** begin Source text **

Tag: grief journey

  • Four Years Without Her: Grief, Growth, and Letting Go

    Four Years Without Her: Grief, Growth, and Letting Go

    Four years

    November 8th marks four years since I lost my mom. Four years since everything I knew broke open and the world is still shifting in ways I still can’t fully name. Grief isn’t a straight road, it’s a labyrinth. It’s a mess and a maze all at the same time. Some days I walk through it calmly, breathing deep, grateful to have survived another turn. Hiking through places I knew my mother would love breathing in crisp air and I know then I can feel her there. Other days, I slam into walls made of memories, and I ache like it just happened yesterday.

    People say time heals, but it doesn’t, not even slightly. Time teaches, especially how to fake it. It also teaches how to carry the weight differently. Some mornings I can laugh, work, create, and feel almost whole. Other mornings I stare at the ceiling and think about the space she left, a space that no one else could ever fill.

    I’ve kept working through all of it. I’ve kept building my life piece by piece, even when it felt like holding everything together with shaking hands. I built this business for her, for the strength she gave me, for the words she never got to read. I’ve published my own work many times now, and I’ve even been published by others. Every success feels like a conversation I wish I could have with her. “Mom, look. I did it.”

** end Source text **
** begin Information supplied **

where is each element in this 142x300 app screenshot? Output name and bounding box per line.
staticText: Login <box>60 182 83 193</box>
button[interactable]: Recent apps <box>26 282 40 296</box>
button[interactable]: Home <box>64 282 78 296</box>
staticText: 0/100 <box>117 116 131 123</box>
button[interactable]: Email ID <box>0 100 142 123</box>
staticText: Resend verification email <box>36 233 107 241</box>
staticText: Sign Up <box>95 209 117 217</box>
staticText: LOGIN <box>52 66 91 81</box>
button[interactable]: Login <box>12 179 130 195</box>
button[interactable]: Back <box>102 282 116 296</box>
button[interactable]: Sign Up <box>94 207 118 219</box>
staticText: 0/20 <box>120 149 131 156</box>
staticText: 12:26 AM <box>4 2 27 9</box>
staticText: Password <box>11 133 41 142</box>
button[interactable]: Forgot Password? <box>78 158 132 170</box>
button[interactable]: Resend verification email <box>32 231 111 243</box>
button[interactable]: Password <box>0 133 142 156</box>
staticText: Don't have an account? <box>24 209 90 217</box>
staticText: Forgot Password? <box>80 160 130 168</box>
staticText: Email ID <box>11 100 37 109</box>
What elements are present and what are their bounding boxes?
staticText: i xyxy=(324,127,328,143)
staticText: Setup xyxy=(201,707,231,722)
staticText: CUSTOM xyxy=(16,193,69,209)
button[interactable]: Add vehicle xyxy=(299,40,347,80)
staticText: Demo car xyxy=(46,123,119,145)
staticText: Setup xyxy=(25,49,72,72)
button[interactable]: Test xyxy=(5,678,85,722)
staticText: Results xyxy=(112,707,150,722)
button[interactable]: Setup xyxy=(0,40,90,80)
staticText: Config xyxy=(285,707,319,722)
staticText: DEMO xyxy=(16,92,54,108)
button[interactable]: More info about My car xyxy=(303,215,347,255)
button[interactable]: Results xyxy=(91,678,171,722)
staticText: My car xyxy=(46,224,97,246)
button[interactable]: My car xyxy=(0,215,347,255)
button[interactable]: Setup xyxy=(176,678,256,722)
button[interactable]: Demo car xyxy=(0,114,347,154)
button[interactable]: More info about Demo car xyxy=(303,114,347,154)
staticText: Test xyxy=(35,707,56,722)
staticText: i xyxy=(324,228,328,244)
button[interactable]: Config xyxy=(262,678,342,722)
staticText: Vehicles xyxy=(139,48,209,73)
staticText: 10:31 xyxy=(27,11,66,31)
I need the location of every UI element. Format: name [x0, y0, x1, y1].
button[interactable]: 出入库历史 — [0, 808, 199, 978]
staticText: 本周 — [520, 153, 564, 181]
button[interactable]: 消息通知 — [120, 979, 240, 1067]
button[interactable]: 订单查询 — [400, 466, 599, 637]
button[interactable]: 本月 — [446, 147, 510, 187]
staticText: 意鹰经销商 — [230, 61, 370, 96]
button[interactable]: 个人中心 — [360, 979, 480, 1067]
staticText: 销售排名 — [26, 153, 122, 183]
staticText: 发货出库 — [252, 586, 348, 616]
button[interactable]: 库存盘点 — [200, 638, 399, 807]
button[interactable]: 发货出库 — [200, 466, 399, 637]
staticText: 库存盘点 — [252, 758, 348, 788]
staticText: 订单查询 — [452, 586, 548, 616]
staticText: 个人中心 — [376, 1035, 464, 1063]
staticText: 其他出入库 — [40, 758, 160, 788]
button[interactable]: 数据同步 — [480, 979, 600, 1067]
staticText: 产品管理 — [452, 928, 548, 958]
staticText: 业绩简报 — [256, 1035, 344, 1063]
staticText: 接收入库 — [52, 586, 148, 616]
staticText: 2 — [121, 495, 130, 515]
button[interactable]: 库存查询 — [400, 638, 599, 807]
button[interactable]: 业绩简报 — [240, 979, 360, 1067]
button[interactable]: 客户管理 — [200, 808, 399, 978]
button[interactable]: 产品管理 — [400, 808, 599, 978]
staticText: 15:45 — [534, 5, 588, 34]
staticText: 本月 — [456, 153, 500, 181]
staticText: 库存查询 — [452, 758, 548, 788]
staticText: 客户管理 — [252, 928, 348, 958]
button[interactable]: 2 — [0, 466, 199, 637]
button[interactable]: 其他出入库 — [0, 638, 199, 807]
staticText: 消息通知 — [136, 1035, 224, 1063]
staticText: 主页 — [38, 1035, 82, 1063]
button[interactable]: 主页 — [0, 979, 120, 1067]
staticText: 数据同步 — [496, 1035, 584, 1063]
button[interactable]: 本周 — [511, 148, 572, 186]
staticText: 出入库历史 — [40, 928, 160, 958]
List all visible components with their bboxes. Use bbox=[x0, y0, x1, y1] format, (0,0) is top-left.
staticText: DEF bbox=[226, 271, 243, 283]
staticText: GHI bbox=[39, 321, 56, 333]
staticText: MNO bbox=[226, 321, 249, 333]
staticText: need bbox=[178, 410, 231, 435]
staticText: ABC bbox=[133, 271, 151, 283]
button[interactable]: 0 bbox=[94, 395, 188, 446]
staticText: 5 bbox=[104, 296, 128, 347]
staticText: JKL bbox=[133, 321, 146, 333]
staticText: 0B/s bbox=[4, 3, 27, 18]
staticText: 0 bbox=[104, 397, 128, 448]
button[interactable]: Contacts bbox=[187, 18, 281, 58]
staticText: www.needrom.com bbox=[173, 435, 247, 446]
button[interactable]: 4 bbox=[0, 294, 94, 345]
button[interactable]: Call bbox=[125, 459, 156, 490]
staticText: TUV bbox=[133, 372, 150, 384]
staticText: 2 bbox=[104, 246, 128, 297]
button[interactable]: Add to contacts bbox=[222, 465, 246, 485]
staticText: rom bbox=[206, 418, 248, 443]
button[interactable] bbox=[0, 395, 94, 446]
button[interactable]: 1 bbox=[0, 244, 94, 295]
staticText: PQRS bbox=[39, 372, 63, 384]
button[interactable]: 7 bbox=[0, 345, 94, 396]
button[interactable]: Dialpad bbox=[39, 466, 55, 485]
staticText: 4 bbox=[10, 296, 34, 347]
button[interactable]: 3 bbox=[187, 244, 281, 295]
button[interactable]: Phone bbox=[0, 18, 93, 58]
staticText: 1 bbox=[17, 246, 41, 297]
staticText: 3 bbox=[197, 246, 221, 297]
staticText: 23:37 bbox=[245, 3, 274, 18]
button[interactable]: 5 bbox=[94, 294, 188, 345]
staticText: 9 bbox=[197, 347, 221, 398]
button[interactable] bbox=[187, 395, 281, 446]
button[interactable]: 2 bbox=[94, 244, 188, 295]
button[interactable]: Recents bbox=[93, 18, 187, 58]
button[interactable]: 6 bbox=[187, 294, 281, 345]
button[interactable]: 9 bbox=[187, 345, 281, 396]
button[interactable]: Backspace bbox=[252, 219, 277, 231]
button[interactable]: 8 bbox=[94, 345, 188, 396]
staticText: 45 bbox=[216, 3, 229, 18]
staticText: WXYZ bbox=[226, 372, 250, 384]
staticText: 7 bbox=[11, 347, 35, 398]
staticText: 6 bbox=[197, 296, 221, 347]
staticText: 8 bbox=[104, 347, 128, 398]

** end Information supplied **

> [Task list]:
a: In the grief essay, which date marks four years since the writer lost their mom?
b: Carry on writing the grief essay, picking up after its final line.

> [Task-by-task answers]:
a: November 8th.

b:
    There are so many things she’s missed.

    The late-night laughs. The healing. The slow, quiet days when I finally felt peace again. She hasn’t seen my sisters growing up into young women… strong, funny, and fierce in ways that remind me of her. She hasn’t seen me learn to be happy again, to find joy without guilt. She hasn’t seen the forgiveness that never came from others, but still bloomed in me.

    And then there’s my dad. That’s a different kind of grief, the kind you choose. I finally cut him off, and though it hurt, it was necessary. You can’t heal in the same place you were broken. That decision came from love. A love for myself, and for the memory of the woman who taught me what love should feel like.

    There’s a hole where she was, and nothing fills it. I’ve stopped trying to. I’ve learned to build around it instead. And while I try to let light pour through it sometimes. It is hard to honor it on the dark days. Grief isn’t something you get over. It’s something you grow around.

    Four years without her feels impossible, and yet I’m still here. Still writing. Still working. Still remembering.

    Because she never left entirely. She just changed forms. She’s in every poem, every stone I pick up, and every person I help heal through my work.

    Grief changes shape, but it never disappears. It becomes part of your story. And if you let it, it can become the fire that keeps you creating, surviving, and loving through the loss.

    Here’s to four years of missing her, and four years of finding myself again in the space she left behind.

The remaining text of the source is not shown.